■ **Problem details**: Copy out each line of the listing that has the word "Turystyki" in it.
-- Start Record set --
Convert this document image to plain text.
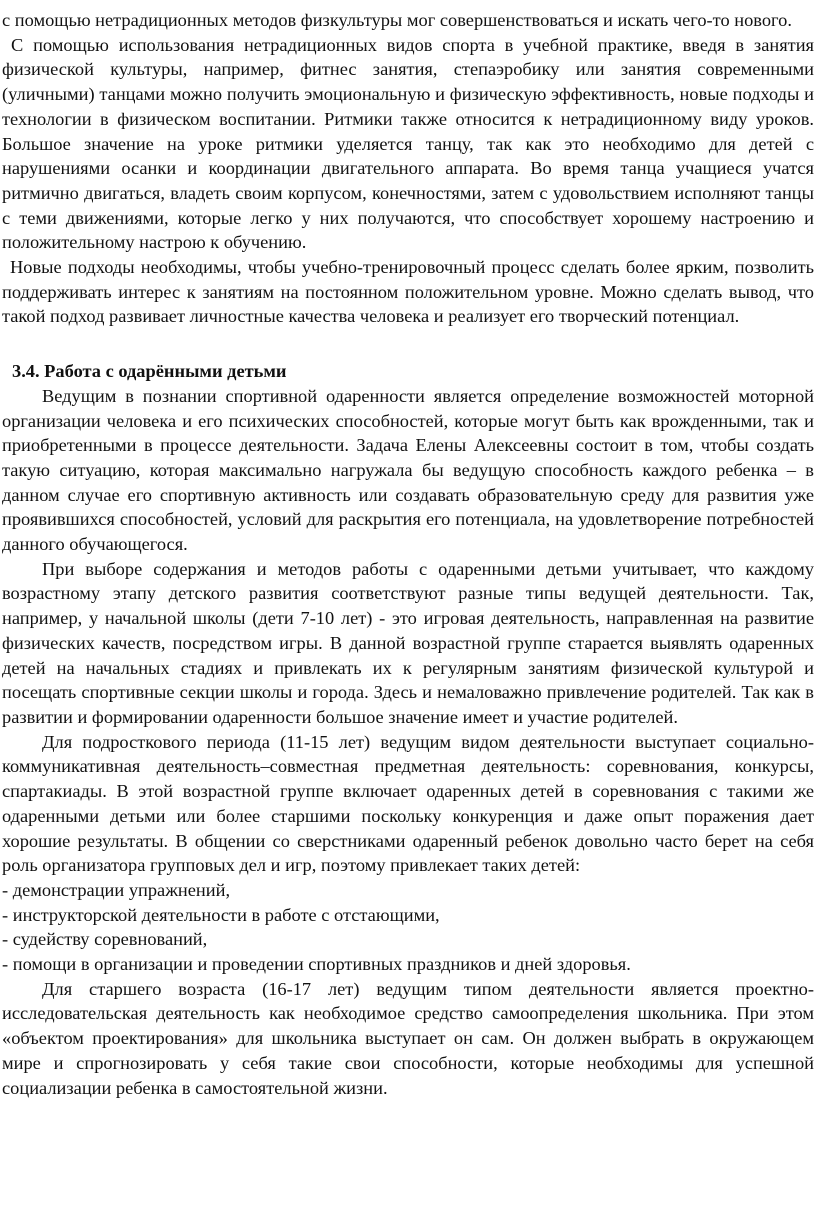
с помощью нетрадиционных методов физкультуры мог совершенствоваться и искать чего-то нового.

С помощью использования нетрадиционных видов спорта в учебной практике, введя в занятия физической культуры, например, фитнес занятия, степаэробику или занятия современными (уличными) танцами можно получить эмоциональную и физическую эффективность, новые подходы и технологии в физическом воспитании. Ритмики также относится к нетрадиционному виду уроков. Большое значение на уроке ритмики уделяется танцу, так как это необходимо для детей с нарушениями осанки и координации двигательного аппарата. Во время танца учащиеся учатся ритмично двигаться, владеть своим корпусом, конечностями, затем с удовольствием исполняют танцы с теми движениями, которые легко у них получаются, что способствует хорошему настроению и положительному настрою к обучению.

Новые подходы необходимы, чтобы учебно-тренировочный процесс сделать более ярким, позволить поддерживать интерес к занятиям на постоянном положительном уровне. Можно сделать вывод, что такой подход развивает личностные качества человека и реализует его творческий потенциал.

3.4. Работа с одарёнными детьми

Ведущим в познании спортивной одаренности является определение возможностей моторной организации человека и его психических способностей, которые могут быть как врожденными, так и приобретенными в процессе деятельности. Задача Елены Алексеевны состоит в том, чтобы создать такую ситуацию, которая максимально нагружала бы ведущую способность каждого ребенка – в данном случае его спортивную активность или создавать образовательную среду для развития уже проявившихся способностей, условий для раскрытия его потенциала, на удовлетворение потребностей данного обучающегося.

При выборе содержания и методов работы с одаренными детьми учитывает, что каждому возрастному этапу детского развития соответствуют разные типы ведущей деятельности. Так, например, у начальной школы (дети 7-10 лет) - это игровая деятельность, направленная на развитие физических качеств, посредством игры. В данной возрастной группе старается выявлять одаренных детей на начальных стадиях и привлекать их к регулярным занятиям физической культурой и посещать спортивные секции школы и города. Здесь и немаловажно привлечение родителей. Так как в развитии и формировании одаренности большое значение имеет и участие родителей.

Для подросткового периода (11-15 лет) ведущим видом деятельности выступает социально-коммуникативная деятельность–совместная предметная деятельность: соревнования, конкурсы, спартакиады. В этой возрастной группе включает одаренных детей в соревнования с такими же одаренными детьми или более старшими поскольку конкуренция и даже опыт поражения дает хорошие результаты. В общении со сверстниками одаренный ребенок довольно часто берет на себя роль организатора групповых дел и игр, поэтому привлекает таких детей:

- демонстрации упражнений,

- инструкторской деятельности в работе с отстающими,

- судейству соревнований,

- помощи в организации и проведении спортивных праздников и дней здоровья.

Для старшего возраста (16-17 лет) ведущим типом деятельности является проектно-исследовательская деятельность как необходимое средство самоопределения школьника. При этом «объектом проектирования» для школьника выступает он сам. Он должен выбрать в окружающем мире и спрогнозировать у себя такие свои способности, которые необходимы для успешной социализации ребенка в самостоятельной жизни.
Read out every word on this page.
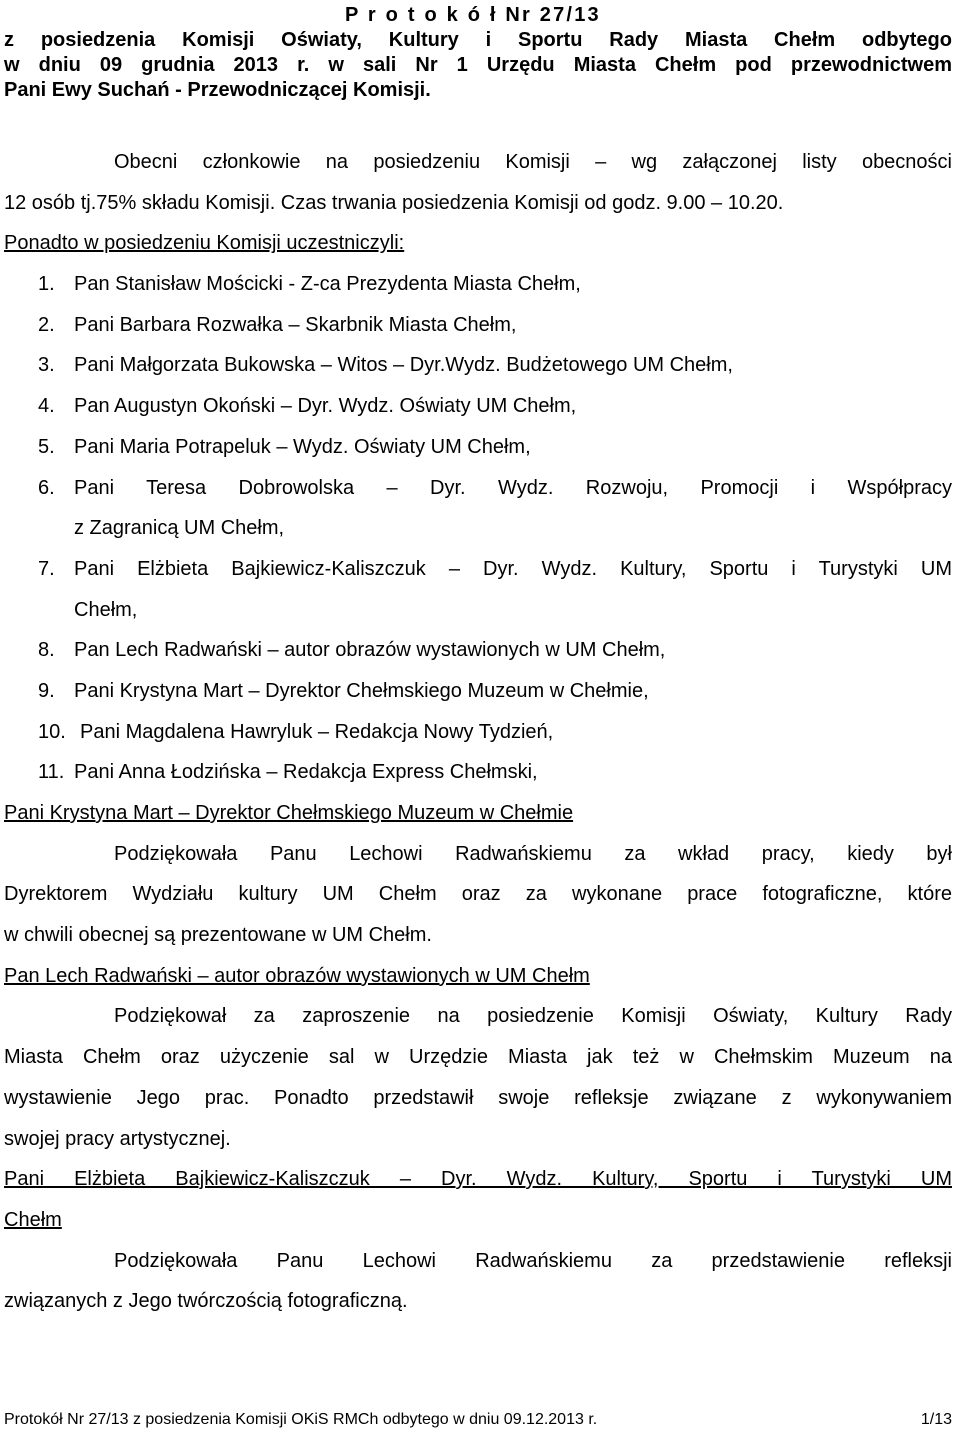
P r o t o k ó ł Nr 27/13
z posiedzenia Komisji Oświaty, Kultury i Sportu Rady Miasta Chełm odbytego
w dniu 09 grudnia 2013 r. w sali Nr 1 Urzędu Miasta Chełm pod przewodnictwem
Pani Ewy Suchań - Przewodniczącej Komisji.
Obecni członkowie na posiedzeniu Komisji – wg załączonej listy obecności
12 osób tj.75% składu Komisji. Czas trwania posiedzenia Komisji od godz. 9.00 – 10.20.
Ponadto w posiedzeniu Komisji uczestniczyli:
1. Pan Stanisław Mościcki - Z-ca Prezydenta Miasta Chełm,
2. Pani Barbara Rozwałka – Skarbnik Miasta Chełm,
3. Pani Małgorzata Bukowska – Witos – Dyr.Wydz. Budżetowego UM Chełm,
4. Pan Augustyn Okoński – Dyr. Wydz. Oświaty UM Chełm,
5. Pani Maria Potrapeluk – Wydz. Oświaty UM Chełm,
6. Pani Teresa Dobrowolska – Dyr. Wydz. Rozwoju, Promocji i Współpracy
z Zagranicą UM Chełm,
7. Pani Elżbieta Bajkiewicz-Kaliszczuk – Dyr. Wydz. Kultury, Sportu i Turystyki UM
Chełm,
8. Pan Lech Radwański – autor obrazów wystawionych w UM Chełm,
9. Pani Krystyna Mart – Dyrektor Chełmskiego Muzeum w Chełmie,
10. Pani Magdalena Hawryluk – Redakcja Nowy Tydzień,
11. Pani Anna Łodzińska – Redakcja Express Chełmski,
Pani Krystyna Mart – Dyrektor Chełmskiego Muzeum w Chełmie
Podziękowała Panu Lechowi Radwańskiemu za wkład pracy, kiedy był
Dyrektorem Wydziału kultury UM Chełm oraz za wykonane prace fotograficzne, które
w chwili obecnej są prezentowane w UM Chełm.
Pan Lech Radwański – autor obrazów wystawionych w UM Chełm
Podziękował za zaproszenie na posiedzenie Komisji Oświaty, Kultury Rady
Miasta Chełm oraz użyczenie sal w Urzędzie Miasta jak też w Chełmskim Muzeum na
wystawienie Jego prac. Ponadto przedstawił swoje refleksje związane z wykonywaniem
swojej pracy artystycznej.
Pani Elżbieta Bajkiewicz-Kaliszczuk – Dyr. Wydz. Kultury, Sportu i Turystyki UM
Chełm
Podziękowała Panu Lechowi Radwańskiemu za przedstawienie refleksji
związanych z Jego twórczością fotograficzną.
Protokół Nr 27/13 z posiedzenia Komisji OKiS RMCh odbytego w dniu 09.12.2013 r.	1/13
-- End Record set --
-- Start Record set --
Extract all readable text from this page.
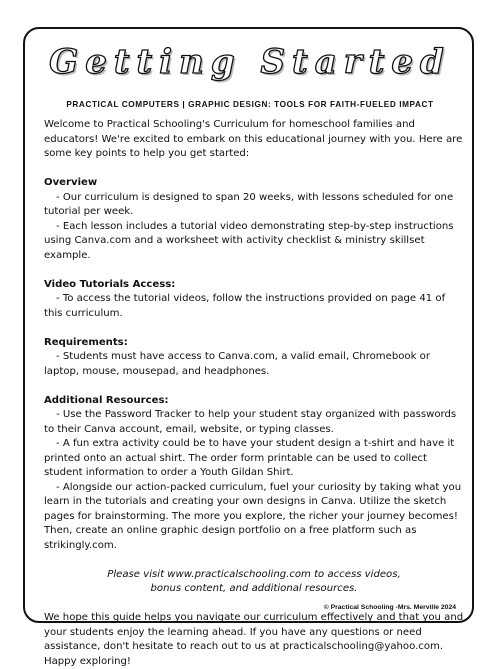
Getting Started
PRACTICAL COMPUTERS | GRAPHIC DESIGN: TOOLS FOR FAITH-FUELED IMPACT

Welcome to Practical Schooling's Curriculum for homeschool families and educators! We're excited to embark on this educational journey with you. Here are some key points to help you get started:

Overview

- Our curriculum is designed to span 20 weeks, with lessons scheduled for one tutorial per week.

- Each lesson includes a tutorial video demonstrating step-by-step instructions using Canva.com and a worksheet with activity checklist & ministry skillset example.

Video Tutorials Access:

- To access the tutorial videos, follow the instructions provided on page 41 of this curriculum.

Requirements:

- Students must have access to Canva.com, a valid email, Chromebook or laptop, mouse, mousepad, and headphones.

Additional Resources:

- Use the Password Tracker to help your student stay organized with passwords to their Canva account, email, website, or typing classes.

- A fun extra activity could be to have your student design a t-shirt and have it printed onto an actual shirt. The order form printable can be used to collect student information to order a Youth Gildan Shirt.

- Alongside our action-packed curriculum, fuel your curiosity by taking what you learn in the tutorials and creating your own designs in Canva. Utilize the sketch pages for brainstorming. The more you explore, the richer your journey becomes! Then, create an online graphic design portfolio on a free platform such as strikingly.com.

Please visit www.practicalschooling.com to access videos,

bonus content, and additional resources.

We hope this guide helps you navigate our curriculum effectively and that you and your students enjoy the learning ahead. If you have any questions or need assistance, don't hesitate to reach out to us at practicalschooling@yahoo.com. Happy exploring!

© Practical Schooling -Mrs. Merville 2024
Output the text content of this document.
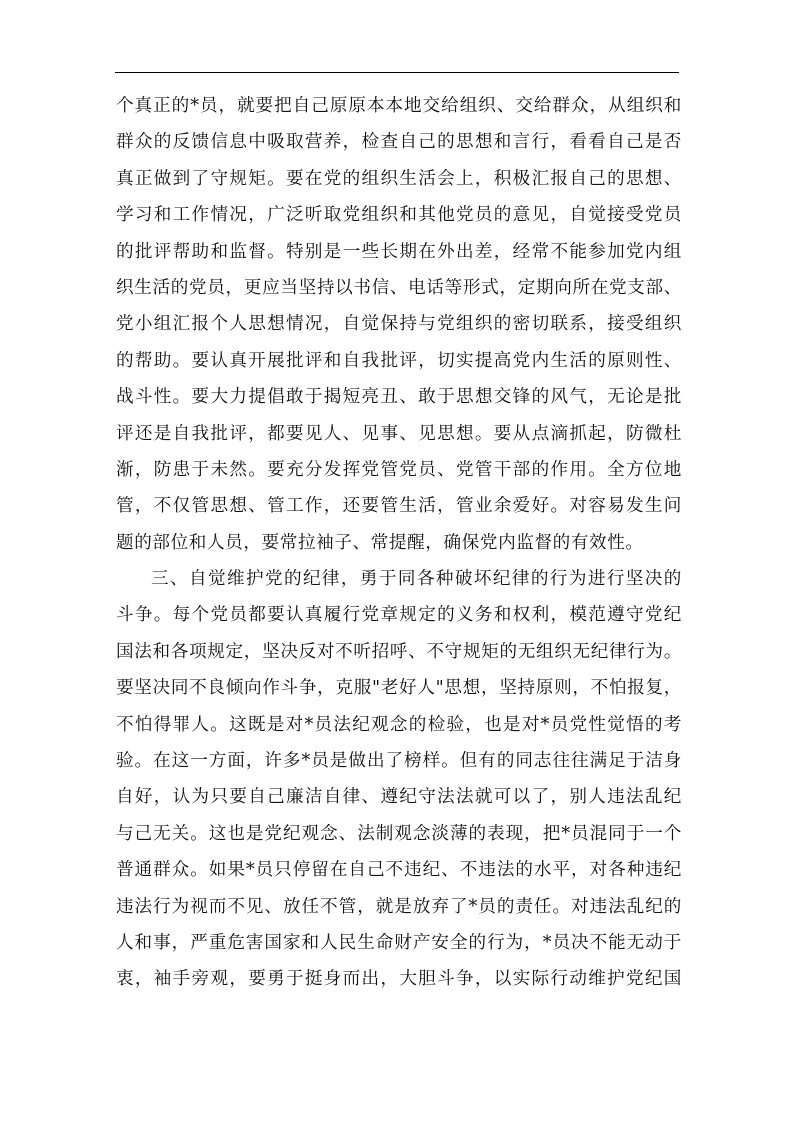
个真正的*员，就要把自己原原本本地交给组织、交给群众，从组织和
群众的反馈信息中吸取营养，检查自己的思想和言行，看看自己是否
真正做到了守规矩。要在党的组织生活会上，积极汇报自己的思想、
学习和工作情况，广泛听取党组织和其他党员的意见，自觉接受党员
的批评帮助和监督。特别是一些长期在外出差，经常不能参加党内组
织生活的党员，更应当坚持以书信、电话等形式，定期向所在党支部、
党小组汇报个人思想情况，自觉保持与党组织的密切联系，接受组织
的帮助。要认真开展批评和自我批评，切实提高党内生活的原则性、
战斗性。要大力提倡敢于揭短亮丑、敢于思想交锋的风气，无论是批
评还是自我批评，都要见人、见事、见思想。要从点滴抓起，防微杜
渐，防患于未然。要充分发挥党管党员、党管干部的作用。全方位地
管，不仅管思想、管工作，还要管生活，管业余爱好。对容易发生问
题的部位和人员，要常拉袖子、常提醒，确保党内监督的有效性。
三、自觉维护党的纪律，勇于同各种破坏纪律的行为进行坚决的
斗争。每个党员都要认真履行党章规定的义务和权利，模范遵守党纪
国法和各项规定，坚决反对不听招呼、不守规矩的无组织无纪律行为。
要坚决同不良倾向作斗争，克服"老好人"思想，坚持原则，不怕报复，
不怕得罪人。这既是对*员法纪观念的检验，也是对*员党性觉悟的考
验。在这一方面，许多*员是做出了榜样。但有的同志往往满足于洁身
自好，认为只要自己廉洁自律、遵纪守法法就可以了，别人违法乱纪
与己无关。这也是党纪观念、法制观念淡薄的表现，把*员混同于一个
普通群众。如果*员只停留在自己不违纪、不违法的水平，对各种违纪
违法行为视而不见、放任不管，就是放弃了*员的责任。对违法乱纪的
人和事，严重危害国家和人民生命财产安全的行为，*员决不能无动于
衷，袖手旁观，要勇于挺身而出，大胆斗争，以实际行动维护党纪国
-- End Record set --
-- Start Record set --
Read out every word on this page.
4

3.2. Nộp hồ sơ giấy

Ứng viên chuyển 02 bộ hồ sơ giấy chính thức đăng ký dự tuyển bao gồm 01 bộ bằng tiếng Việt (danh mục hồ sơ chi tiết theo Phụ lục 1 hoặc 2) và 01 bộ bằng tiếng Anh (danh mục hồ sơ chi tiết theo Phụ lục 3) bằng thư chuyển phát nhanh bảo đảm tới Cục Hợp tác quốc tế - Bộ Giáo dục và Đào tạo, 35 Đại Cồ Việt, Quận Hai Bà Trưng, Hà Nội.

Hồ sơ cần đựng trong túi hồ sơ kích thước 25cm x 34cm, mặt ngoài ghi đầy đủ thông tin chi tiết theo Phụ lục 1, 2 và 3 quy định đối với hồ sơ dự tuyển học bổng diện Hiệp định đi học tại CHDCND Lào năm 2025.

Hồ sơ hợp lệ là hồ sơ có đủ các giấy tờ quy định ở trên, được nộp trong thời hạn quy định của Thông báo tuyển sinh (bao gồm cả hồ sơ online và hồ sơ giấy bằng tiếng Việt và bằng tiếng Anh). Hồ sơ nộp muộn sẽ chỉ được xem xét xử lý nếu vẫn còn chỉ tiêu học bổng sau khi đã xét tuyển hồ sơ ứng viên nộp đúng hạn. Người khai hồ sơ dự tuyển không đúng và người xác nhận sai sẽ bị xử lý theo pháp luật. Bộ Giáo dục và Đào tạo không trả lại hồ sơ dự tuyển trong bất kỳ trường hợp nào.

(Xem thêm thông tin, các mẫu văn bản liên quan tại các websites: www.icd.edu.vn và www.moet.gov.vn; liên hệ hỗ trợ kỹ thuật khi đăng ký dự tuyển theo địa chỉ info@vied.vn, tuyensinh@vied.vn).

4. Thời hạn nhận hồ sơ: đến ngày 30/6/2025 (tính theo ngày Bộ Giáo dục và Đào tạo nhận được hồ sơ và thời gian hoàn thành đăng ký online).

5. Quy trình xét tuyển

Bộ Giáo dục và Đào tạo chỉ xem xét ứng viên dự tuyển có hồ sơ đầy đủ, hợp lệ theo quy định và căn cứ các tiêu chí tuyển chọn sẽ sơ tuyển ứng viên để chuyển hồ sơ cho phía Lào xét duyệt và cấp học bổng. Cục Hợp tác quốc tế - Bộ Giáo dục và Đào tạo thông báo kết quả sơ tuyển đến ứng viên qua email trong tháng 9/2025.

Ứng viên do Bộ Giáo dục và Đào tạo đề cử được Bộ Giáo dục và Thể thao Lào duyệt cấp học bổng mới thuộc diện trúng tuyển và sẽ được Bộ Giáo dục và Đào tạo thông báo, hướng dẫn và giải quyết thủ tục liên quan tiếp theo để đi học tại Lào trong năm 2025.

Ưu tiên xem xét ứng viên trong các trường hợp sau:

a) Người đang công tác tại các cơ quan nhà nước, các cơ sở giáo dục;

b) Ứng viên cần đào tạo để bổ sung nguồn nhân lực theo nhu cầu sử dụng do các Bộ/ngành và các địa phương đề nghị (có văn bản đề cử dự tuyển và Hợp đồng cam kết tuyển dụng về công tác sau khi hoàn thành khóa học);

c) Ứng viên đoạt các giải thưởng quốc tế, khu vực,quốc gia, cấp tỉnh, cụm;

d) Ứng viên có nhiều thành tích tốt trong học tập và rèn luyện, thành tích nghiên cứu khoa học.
-- End Record set --
■ **The completed task**:
7. Pani Elżbieta Bajkiewicz-Kaliszczuk – Dyr. Wydz. Kultury, Sportu i Turystyki UM
Pani Elżbieta Bajkiewicz-Kaliszczuk – Dyr. Wydz. Kultury, Sportu i Turystyki UM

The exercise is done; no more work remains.